═════ STORED ROWS ═════

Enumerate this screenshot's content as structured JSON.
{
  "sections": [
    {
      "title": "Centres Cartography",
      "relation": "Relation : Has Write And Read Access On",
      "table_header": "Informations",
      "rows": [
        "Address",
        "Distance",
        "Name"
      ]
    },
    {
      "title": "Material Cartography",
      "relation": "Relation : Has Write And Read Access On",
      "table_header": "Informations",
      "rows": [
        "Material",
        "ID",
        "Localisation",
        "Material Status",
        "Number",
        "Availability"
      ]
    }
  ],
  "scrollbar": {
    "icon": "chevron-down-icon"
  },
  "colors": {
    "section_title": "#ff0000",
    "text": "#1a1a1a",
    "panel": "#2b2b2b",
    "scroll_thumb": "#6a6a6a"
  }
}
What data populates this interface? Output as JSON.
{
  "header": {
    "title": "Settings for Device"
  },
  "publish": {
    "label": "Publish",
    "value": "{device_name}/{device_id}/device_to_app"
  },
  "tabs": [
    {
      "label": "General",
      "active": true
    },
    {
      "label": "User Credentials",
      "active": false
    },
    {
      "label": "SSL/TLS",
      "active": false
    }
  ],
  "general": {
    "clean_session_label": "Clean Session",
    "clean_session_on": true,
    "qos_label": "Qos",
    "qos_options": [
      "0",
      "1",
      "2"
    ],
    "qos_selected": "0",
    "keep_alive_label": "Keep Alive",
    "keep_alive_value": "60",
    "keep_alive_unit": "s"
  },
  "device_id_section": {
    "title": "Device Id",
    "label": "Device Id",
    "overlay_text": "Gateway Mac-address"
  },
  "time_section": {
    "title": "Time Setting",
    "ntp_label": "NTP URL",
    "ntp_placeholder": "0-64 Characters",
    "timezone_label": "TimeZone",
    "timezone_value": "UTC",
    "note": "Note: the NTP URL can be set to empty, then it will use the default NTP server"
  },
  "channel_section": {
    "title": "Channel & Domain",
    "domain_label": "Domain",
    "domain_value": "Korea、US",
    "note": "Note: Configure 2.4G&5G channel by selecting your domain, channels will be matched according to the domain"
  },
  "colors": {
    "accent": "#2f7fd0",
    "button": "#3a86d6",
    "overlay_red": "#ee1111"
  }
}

═════
═════ STORED ROWS ═════

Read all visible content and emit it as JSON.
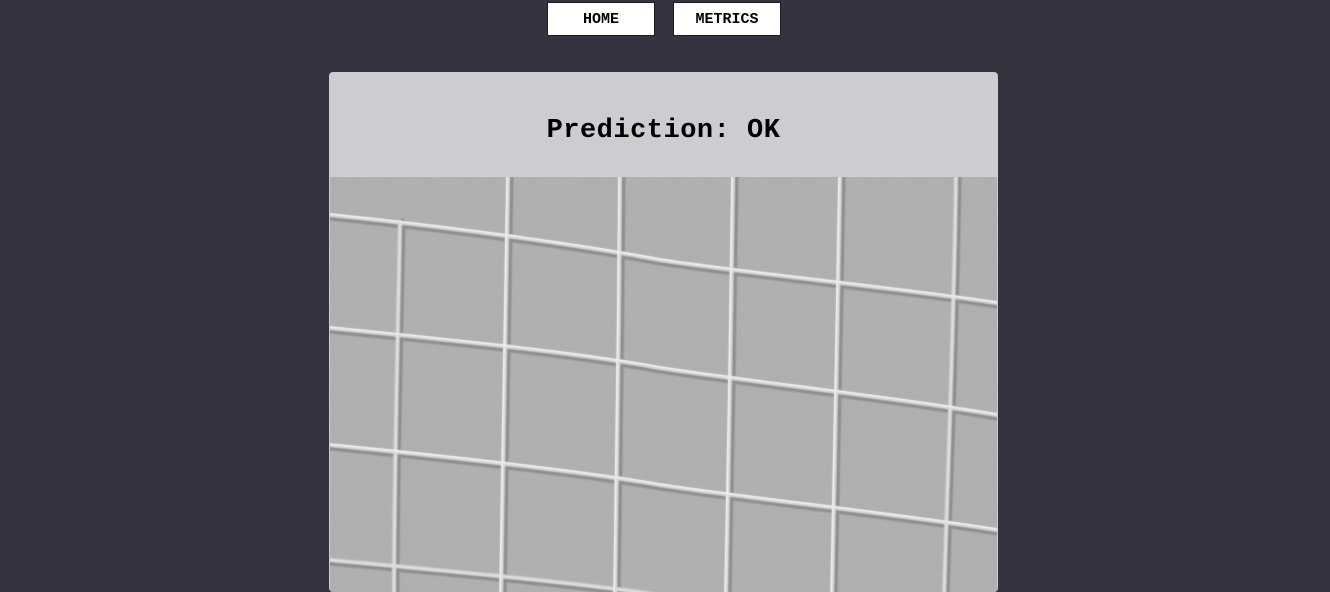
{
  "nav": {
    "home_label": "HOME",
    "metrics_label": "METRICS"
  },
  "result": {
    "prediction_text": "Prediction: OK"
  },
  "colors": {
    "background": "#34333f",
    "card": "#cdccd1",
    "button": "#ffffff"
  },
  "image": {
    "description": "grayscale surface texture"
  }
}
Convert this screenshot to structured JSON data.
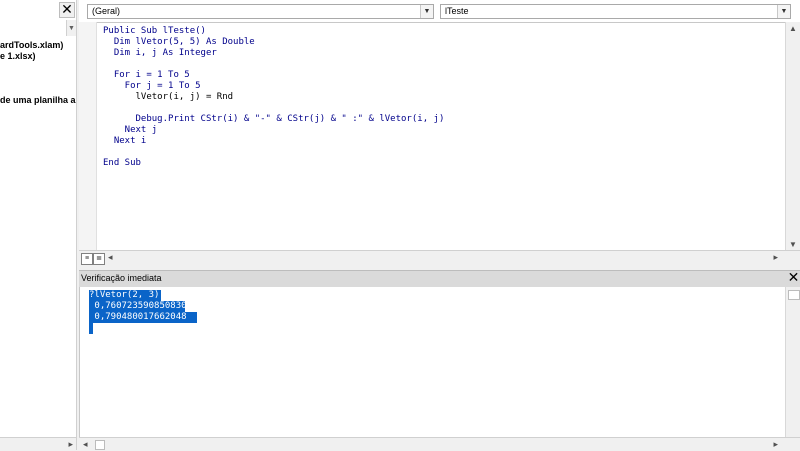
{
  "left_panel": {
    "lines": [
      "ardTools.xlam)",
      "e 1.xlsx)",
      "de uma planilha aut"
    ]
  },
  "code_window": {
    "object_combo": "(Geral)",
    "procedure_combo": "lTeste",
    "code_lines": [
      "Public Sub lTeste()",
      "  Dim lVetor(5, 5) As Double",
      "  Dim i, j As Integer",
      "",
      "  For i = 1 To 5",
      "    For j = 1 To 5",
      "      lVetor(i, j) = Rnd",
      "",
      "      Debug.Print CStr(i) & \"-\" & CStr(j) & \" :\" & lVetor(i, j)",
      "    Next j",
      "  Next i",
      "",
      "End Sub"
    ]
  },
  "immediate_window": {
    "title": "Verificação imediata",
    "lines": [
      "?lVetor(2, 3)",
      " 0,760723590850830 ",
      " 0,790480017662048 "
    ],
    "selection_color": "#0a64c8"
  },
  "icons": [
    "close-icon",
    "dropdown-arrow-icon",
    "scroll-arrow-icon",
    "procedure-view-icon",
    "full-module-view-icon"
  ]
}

═════

STATED EXERCISE:
Using the material above, gather every line that includes "lVetor".

RESULT OF THE TASK:
      "  Dim lVetor(5, 5) As Double",
      "      lVetor(i, j) = Rnd",
      "      Debug.Print CStr(i) & \"-\" & CStr(j) & \" :\" & lVetor(i, j)",
      "?lVetor(2, 3)",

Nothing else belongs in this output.